Work instructions -
Would you repeat the listing exactly but omit every picture?

Data to process -
· · · · · · ·

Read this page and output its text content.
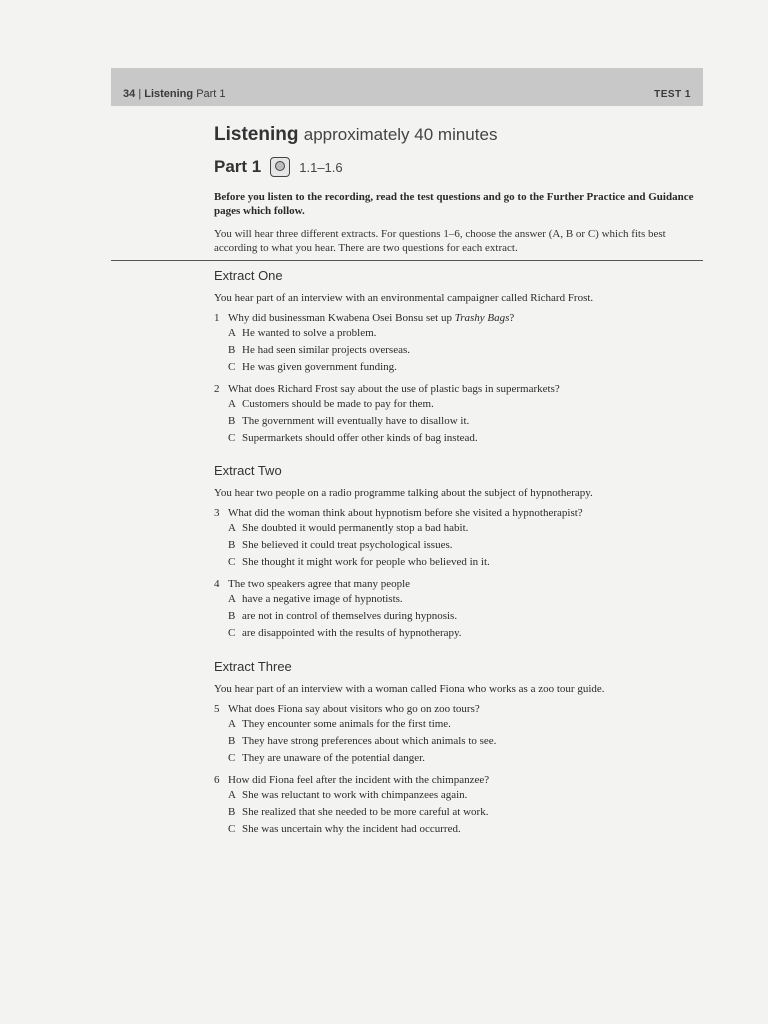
34 | Listening Part 1	TEST 1
Listening approximately 40 minutes
Part 1	1.1–1.6
Before you listen to the recording, read the test questions and go to the Further Practice and Guidance pages which follow.
You will hear three different extracts. For questions 1–6, choose the answer (A, B or C) which fits best according to what you hear. There are two questions for each extract.
Extract One
You hear part of an interview with an environmental campaigner called Richard Frost.
1 Why did businessman Kwabena Osei Bonsu set up Trashy Bags?
A He wanted to solve a problem.
B He had seen similar projects overseas.
C He was given government funding.
2 What does Richard Frost say about the use of plastic bags in supermarkets?
A Customers should be made to pay for them.
B The government will eventually have to disallow it.
C Supermarkets should offer other kinds of bag instead.
Extract Two
You hear two people on a radio programme talking about the subject of hypnotherapy.
3 What did the woman think about hypnotism before she visited a hypnotherapist?
A She doubted it would permanently stop a bad habit.
B She believed it could treat psychological issues.
C She thought it might work for people who believed in it.
4 The two speakers agree that many people
A have a negative image of hypnotists.
B are not in control of themselves during hypnosis.
C are disappointed with the results of hypnotherapy.
Extract Three
You hear part of an interview with a woman called Fiona who works as a zoo tour guide.
5 What does Fiona say about visitors who go on zoo tours?
A They encounter some animals for the first time.
B They have strong preferences about which animals to see.
C They are unaware of the potential danger.
6 How did Fiona feel after the incident with the chimpanzee?
A She was reluctant to work with chimpanzees again.
B She realized that she needed to be more careful at work.
C She was uncertain why the incident had occurred.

· · · · · · ·

Correct output -
Read this page and output its text content.
34 | Listening Part 1	TEST 1
Listening approximately 40 minutes
Part 1	1.1–1.6
Before you listen to the recording, read the test questions and go to the Further Practice and Guidance pages which follow.
You will hear three different extracts. For questions 1–6, choose the answer (A, B or C) which fits best according to what you hear. There are two questions for each extract.
Extract One
You hear part of an interview with an environmental campaigner called Richard Frost.
1 Why did businessman Kwabena Osei Bonsu set up Trashy Bags?
A He wanted to solve a problem.
B He had seen similar projects overseas.
C He was given government funding.
2 What does Richard Frost say about the use of plastic bags in supermarkets?
A Customers should be made to pay for them.
B The government will eventually have to disallow it.
C Supermarkets should offer other kinds of bag instead.
Extract Two
You hear two people on a radio programme talking about the subject of hypnotherapy.
3 What did the woman think about hypnotism before she visited a hypnotherapist?
A She doubted it would permanently stop a bad habit.
B She believed it could treat psychological issues.
C She thought it might work for people who believed in it.
4 The two speakers agree that many people
A have a negative image of hypnotists.
B are not in control of themselves during hypnosis.
C are disappointed with the results of hypnotherapy.
Extract Three
You hear part of an interview with a woman called Fiona who works as a zoo tour guide.
5 What does Fiona say about visitors who go on zoo tours?
A They encounter some animals for the first time.
B They have strong preferences about which animals to see.
C They are unaware of the potential danger.
6 How did Fiona feel after the incident with the chimpanzee?
A She was reluctant to work with chimpanzees again.
B She realized that she needed to be more careful at work.
C She was uncertain why the incident had occurred.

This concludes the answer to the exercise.